--- Start ---

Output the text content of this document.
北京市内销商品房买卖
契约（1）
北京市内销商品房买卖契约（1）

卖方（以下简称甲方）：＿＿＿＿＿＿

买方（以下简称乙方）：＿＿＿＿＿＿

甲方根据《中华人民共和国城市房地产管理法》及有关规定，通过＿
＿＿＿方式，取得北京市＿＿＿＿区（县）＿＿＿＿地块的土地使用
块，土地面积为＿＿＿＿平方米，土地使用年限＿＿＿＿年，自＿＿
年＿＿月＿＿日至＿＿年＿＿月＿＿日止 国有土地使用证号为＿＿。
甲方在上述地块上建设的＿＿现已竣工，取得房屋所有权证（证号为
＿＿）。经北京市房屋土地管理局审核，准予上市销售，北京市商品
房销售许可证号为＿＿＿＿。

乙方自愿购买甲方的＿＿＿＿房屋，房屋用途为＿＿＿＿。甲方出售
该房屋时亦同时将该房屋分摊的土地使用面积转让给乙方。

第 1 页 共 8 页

--- End ---

WORK TO COMPLETE ▸ Write the listing out again, exactly as it reads.

RESULT ▸
Output the text content of this document.
北京市内销商品房买卖
契约（1）
北京市内销商品房买卖契约（1）

卖方（以下简称甲方）：＿＿＿＿＿＿

买方（以下简称乙方）：＿＿＿＿＿＿

甲方根据《中华人民共和国城市房地产管理法》及有关规定，通过＿
＿＿＿方式，取得北京市＿＿＿＿区（县）＿＿＿＿地块的土地使用
块，土地面积为＿＿＿＿平方米，土地使用年限＿＿＿＿年，自＿＿
年＿＿月＿＿日至＿＿年＿＿月＿＿日止 国有土地使用证号为＿＿。
甲方在上述地块上建设的＿＿现已竣工，取得房屋所有权证（证号为
＿＿）。经北京市房屋土地管理局审核，准予上市销售，北京市商品
房销售许可证号为＿＿＿＿。

乙方自愿购买甲方的＿＿＿＿房屋，房屋用途为＿＿＿＿。甲方出售
该房屋时亦同时将该房屋分摊的土地使用面积转让给乙方。

第 1 页 共 8 页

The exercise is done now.